▸ PARTS OF THE EXERCISE:
1 > Please return the stretch of the East Timor report from "The spiralling unrest" through "solution could founder.", copied word for word.
2 > Answer these questions from the East Timor report:
(a) What post does Ana Gomes hold?
(b) How many Indonesian troops are in the territory?
(c) In which month did Jakarta make its policy U-turn?
3 > List every person named in the East Timor report.

--- Start of DOCUMENT EXCERPT ---

|Subject: RT: INTERVIEW-Lisbon says Timor solution
Date: Sat, 24 Apr 1999 10:29:05 -0400
From: "John M. Miller" <firstname.lastname@example.org>
INTERVIEW-Lisbon says Timor solution unstoppable 06:09 a.m. Apr 20, 1999 Eastern
By Terry Friel
JAKARTA, April 20 (Reuters) - Portugal's special envoy to Indonesia said on Tuesday political transition in East Timor was unstoppable and urged pro-Jakarta militias to quit their bloody loyalist campaign and let the people choose their own fate.
``The process in East Timor is irreversable,'' envoy Ana Gomes told Reuters in an interview. ``Some people refuse to accept that, but it is a fact. It is irreversable.''
Dozens of people, mainly civilians, have died recently as Jakarta loyalists escalated their bloody campaign to keep the former Portuguese colony part of Indonesia ahead of a vote on autonomy or independence later this year.
The spiralling unrest follows Jakarta's policy U-turn in January when it abandoned 23 years of opposition to independence and said it might let the territory go if East Timorese rejected an offer of extra autonomy.
In the latest unrest, militias rampaged through Dili on Saturday, killing up to 30 people as troops and police stood by.
The recent deaths and the failure of the more than 15,000 Indonesian troops in the territory to halt the militias' rampage has sparked international outrage and warnings that U.N.-brokered efforts for a peaceful solution could founder.
But Gomes said Jakarta and Lisbon would not let the bloodshed derail the U.N. process leading to a ballot on whether the 800,000 East Timorese remain part of Indonesia or go their own way.

--- End of DOCUMENT EXCERPT ---
--- Start of ROWS ---

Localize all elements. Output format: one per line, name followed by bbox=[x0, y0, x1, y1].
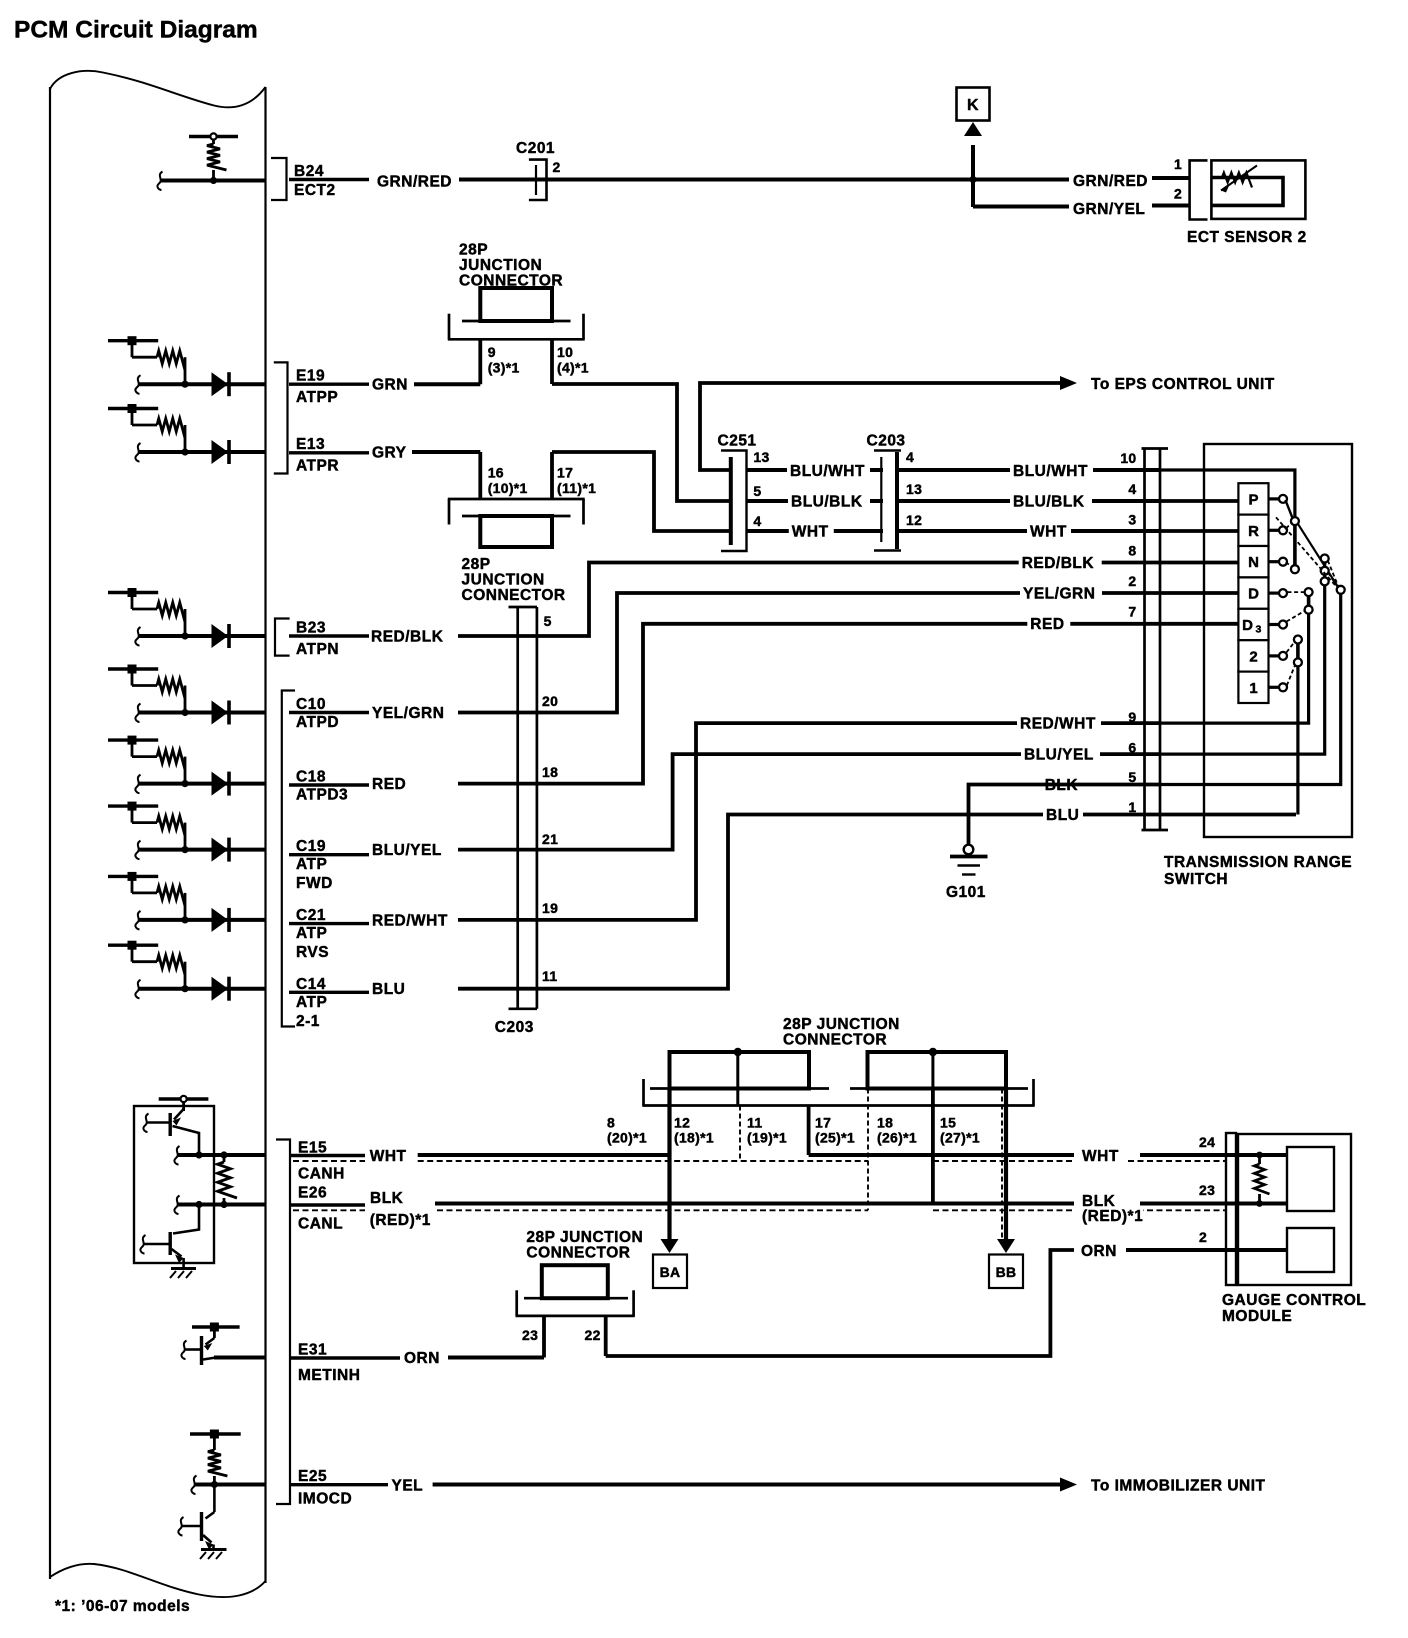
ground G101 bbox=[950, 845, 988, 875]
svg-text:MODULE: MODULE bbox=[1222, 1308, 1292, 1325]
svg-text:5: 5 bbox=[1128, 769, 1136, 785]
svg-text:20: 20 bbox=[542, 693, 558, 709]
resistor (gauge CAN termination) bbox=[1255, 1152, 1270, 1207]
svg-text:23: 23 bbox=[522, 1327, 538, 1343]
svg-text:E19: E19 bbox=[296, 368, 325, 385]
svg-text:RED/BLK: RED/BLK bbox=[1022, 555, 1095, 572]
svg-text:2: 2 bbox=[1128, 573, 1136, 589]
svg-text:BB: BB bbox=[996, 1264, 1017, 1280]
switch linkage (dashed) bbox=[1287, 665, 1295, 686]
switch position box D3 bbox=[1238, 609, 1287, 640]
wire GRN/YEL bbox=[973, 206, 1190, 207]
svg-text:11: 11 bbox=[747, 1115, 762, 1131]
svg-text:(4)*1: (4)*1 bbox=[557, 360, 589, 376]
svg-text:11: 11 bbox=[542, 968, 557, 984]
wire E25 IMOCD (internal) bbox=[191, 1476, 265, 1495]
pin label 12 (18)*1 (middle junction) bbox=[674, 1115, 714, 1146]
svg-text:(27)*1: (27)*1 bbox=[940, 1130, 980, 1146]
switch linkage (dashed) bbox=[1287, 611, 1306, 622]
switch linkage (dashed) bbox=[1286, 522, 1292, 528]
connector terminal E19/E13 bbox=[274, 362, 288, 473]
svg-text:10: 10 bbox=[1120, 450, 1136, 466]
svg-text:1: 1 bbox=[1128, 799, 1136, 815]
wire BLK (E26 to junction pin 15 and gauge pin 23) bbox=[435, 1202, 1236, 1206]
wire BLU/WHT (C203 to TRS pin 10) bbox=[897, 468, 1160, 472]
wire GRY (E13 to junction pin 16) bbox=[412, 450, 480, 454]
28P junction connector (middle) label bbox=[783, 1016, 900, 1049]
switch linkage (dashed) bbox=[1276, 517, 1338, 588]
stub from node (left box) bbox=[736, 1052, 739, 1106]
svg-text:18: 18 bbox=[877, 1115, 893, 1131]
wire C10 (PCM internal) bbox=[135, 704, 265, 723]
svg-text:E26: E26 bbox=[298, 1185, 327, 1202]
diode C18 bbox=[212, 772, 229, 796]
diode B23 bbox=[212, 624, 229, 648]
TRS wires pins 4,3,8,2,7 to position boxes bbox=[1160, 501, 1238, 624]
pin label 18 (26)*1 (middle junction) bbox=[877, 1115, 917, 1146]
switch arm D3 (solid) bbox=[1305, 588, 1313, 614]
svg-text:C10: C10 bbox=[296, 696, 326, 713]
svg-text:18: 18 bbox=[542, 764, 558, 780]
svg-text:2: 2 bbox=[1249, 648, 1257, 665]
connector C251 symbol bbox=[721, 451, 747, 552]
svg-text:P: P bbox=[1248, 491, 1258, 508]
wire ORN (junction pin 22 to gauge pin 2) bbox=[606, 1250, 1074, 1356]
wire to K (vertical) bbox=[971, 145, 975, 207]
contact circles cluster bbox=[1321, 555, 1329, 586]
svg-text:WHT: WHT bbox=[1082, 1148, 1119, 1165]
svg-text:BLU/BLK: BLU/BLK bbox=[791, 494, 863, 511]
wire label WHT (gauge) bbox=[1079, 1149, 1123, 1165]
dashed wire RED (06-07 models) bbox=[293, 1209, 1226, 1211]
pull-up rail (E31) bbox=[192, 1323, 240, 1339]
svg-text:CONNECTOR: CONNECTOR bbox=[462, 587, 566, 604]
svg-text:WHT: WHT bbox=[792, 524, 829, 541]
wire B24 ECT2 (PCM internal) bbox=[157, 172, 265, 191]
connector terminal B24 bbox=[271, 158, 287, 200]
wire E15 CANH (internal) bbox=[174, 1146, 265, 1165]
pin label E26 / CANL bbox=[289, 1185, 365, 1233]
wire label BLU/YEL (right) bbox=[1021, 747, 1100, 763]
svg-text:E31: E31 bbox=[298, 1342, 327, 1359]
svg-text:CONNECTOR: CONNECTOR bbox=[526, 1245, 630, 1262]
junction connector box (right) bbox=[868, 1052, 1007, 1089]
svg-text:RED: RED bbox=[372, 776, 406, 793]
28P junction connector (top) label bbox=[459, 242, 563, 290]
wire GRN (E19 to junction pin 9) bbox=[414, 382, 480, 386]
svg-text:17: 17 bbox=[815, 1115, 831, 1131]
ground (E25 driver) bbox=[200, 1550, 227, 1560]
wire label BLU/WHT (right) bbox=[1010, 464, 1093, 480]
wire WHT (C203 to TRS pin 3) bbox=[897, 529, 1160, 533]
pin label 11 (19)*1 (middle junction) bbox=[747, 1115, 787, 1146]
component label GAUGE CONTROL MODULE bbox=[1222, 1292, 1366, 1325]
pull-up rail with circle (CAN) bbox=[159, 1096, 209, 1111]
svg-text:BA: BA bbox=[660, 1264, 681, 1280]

--- End of ROWS ---

▸ EXPECTED OUTPUTS:
1 >
The spiralling unrest follows Jakarta's policy U-turn in January when it abandoned 23 years of opposition to independence and said it might let the territory go if East Timorese rejected an offer of extra autonomy.
In the latest unrest, militias rampaged through Dili on Saturday, killing up to 30 people as troops and police stood by.
The recent deaths and the failure of the more than 15,000 Indonesian troops in the territory to halt the militias' rampage has sparked international outrage and warnings that U.N.-brokered efforts for a peaceful solution could founder.

2 >
(a) Portugal's special envoy to Indonesia
(b) More than 15,000
(c) January

3 >
John M. Miller
Terry Friel
Ana Gomes